Each entry below is to be transcribed exactly.
-- Start --
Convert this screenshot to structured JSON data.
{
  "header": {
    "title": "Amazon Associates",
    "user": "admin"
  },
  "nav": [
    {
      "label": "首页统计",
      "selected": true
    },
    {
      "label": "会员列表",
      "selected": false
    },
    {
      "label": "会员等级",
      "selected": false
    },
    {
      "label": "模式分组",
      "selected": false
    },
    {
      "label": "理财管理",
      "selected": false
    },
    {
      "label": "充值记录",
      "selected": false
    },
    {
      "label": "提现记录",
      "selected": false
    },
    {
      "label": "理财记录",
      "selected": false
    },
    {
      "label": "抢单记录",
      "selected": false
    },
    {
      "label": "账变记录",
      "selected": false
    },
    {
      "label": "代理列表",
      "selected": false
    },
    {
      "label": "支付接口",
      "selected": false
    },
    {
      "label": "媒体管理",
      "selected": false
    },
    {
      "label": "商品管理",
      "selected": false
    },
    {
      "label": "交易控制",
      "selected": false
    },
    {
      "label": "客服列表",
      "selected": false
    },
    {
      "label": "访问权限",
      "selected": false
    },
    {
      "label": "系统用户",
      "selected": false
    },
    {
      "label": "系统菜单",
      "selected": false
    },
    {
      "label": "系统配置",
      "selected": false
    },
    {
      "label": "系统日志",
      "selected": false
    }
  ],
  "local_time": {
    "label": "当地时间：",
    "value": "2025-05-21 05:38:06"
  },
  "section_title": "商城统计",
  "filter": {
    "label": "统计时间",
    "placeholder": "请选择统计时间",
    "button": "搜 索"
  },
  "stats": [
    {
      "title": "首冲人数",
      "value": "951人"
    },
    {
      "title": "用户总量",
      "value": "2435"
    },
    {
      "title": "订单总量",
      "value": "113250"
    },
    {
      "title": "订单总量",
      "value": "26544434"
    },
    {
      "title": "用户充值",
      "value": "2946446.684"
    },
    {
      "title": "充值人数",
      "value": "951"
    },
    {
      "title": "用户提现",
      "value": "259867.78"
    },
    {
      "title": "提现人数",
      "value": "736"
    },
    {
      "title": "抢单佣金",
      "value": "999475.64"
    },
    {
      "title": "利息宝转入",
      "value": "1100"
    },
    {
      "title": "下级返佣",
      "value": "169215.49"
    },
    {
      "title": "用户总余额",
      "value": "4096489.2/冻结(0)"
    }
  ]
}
-- End --
▸ Response to this exercise
Convert this screenshot to structured JSON data.
{
  "header": {
    "title": "Amazon Associates",
    "user": "admin"
  },
  "nav": [
    {
      "label": "首页统计",
      "selected": true
    },
    {
      "label": "会员列表",
      "selected": false
    },
    {
      "label": "会员等级",
      "selected": false
    },
    {
      "label": "模式分组",
      "selected": false
    },
    {
      "label": "理财管理",
      "selected": false
    },
    {
      "label": "充值记录",
      "selected": false
    },
    {
      "label": "提现记录",
      "selected": false
    },
    {
      "label": "理财记录",
      "selected": false
    },
    {
      "label": "抢单记录",
      "selected": false
    },
    {
      "label": "账变记录",
      "selected": false
    },
    {
      "label": "代理列表",
      "selected": false
    },
    {
      "label": "支付接口",
      "selected": false
    },
    {
      "label": "媒体管理",
      "selected": false
    },
    {
      "label": "商品管理",
      "selected": false
    },
    {
      "label": "交易控制",
      "selected": false
    },
    {
      "label": "客服列表",
      "selected": false
    },
    {
      "label": "访问权限",
      "selected": false
    },
    {
      "label": "系统用户",
      "selected": false
    },
    {
      "label": "系统菜单",
      "selected": false
    },
    {
      "label": "系统配置",
      "selected": false
    },
    {
      "label": "系统日志",
      "selected": false
    }
  ],
  "local_time": {
    "label": "当地时间：",
    "value": "2025-05-21 05:38:06"
  },
  "section_title": "商城统计",
  "filter": {
    "label": "统计时间",
    "placeholder": "请选择统计时间",
    "button": "搜 索"
  },
  "stats": [
    {
      "title": "首冲人数",
      "value": "951人"
    },
    {
      "title": "用户总量",
      "value": "2435"
    },
    {
      "title": "订单总量",
      "value": "113250"
    },
    {
      "title": "订单总量",
      "value": "26544434"
    },
    {
      "title": "用户充值",
      "value": "2946446.684"
    },
    {
      "title": "充值人数",
      "value": "951"
    },
    {
      "title": "用户提现",
      "value": "259867.78"
    },
    {
      "title": "提现人数",
      "value": "736"
    },
    {
      "title": "抢单佣金",
      "value": "999475.64"
    },
    {
      "title": "利息宝转入",
      "value": "1100"
    },
    {
      "title": "下级返佣",
      "value": "169215.49"
    },
    {
      "title": "用户总余额",
      "value": "4096489.2/冻结(0)"
    }
  ]
}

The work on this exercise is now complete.